● AIM
Of the lines in this listing, how many contain the word "факс"? Give the number and nothing else.
═══
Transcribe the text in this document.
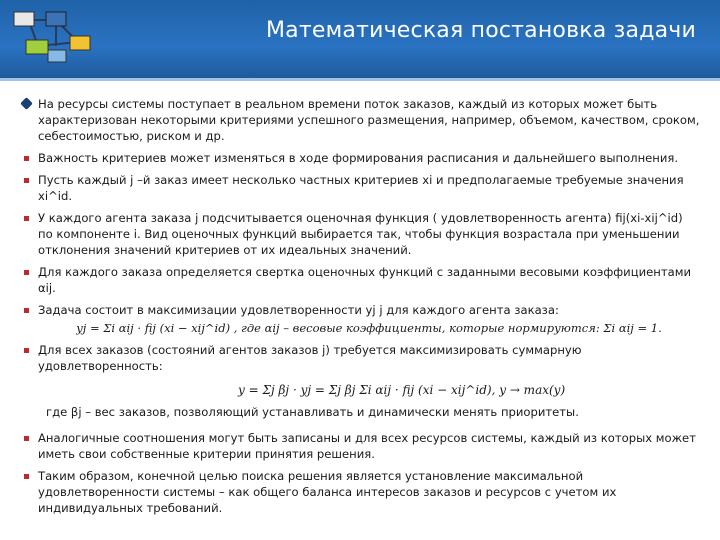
Математическая постановка задачи
На ресурсы системы поступает в реальном времени поток заказов, каждый из которых может быть характеризован некоторыми критериями успешного размещения, например, объемом, качеством, сроком, себестоимостью, риском и др.
Важность критериев может изменяться в ходе формирования расписания и дальнейшего выполнения.
Пусть каждый j –й заказ имеет несколько частных критериев xi и предполагаемые требуемые значения xi^id.
У каждого агента заказа j подсчитывается оценочная функция ( удовлетворенность агента) fij(xi-xij^id) по компоненте i. Вид оценочных функций выбирается так, чтобы функция возрастала при уменьшении отклонения значений критериев от их идеальных значений.
Для каждого заказа определяется свертка оценочных функций с заданными весовыми коэффициентами αij.
Задача состоит в максимизации удовлетворенности yj j для каждого агента заказа:
yj = Σi αij · fij (xi − xij^id) , где αij – весовые коэффициенты, которые нормируются: Σi αij = 1.
Для всех заказов (состояний агентов заказов j) требуется максимизировать суммарную удовлетворенность:
y = Σj βj · yj = Σj βj Σi αij · fij (xi − xij^id), y → max(y)
где βj – вес заказов, позволяющий устанавливать и динамически менять приоритеты.
Аналогичные соотношения могут быть записаны и для всех ресурсов системы, каждый из которых может иметь свои собственные критерии принятия решения.
Таким образом, конечной целью поиска решения является установление максимальной удовлетворенности системы – как общего баланса интересов заказов и ресурсов с учетом их индивидуальных требований.
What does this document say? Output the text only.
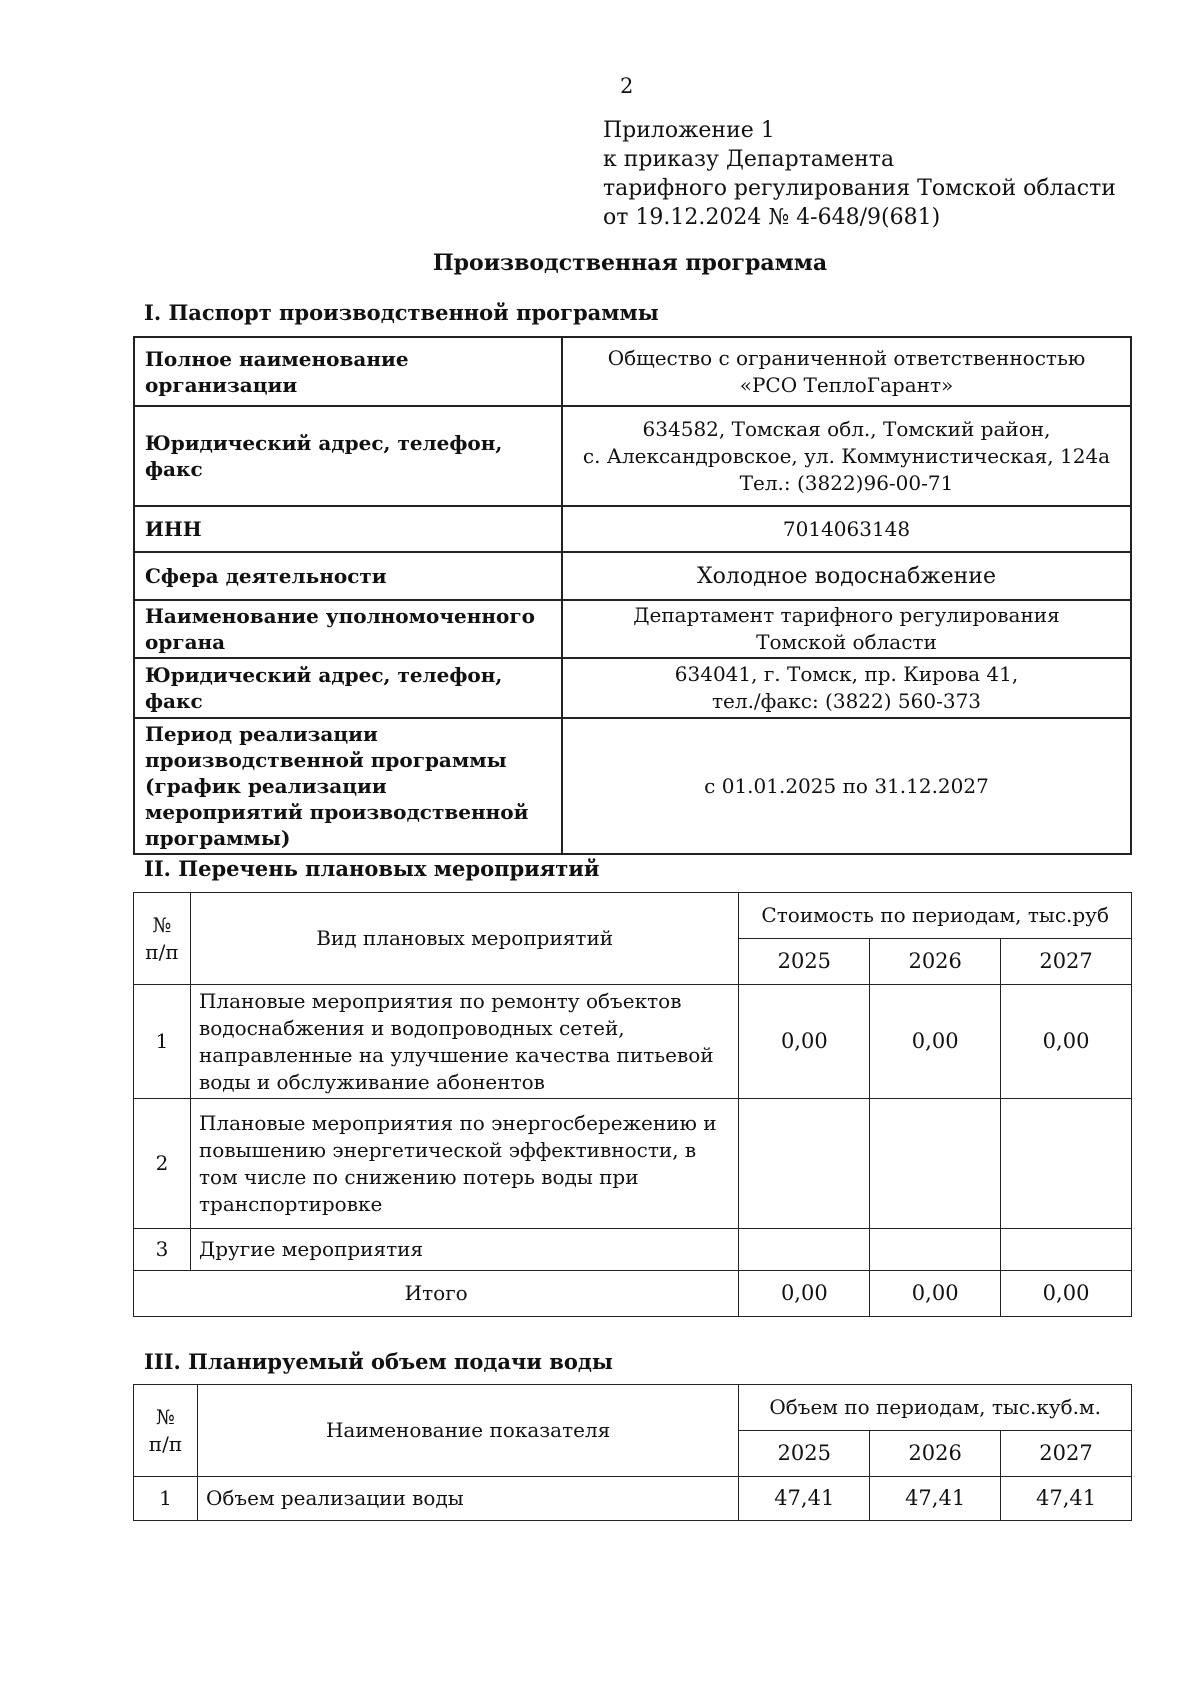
2
Приложение 1
к приказу Департамента
тарифного регулирования Томской области
от 19.12.2024 № 4-648/9(681)
Производственная программа
I. Паспорт производственной программы
Полное наименование организации	Общество с ограниченной ответственностью
«РСО ТеплоГарант»

Юридический адрес, телефон, факс	634582, Томская обл., Томский район,
с. Александровское, ул. Коммунистическая, 124а
Тел.: (3822)96-00-71

ИНН	7014063148

Сфера деятельности	Холодное водоснабжение

Наименование уполномоченного органа	Департамент тарифного регулирования
Томской области

Юридический адрес, телефон, факс	634041, г. Томск, пр. Кирова 41,
тел./факс: (3822) 560-373

Период реализации производственной программы (график реализации мероприятий производственной программы)	с 01.01.2025 по 31.12.2027
II. Перечень плановых мероприятий
№ п/п	Вид плановых мероприятий	Стоимость по периодам, тыс.руб		
		2025	2026	2027
1	Плановые мероприятия по ремонту объектов водоснабжения и водопроводных сетей, направленные на улучшение качества питьевой воды и обслуживание абонентов	0,00	0,00	0,00
2	Плановые мероприятия по энергосбережению и повышению энергетической эффективности, в том числе по снижению потерь воды при транспортировке			
3	Другие мероприятия			
Итого		0,00	0,00	0,00
III. Планируемый объем подачи воды
№ п/п	Наименование показателя	Объем по периодам, тыс.куб.м.		
		2025	2026	2027
1	Объем реализации воды	47,41	47,41	47,41
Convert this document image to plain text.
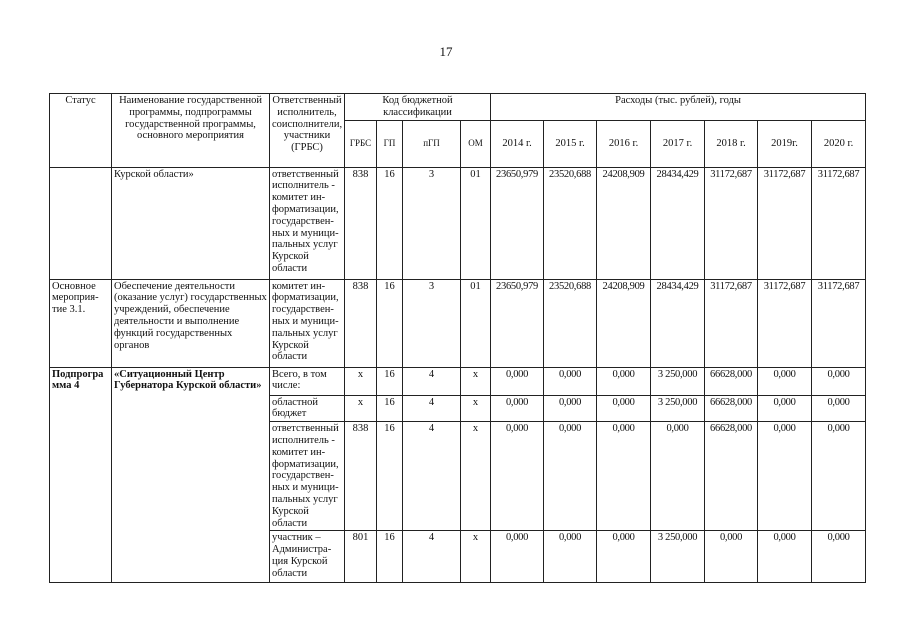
17
Статус	Наименование государственной программы, подпрограммы государственной программы, основного мероприятия	Ответственный исполнитель, соисполнители, участники (ГРБС)	Код бюджетной классификации				Расходы (тыс. рублей), годы						
			ГРБС	ГП	пГП	ОМ	2014 г.	2015 г.	2016 г.	2017 г.	2018 г.	2019г.	2020 г.
	Курской области»	ответственный исполнитель - комитет ин-форматизации, государствен-ных и муници-пальных услуг Курской области	838	16	3	01	23650,979	23520,688	24208,909	28434,429	31172,687	31172,687	31172,687
Основное мероприя-тие 3.1.	Обеспечение деятельности (оказание услуг) государственных учреждений, обеспечение деятельности и выполнение функций государственных органов	комитет ин-форматизации, государствен-ных и муници-пальных услуг Курской области	838	16	3	01	23650,979	23520,688	24208,909	28434,429	31172,687	31172,687	31172,687
Подпрогра мма 4	«Ситуационный Центр Губернатора Курской области»	Всего, в том числе:	х	16	4	х	0,000	0,000	0,000	3 250,000	66628,000	0,000	0,000
		областной бюджет	х	16	4	х	0,000	0,000	0,000	3 250,000	66628,000	0,000	0,000
		ответственный исполнитель - комитет ин-форматизации, государствен-ных и муници-пальных услуг Курской области	838	16	4	х	0,000	0,000	0,000	0,000	66628,000	0,000	0,000
		участник – Администра-ция Курской области	801	16	4	х	0,000	0,000	0,000	3 250,000	0,000	0,000	0,000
═══
● FULL ANSWER
3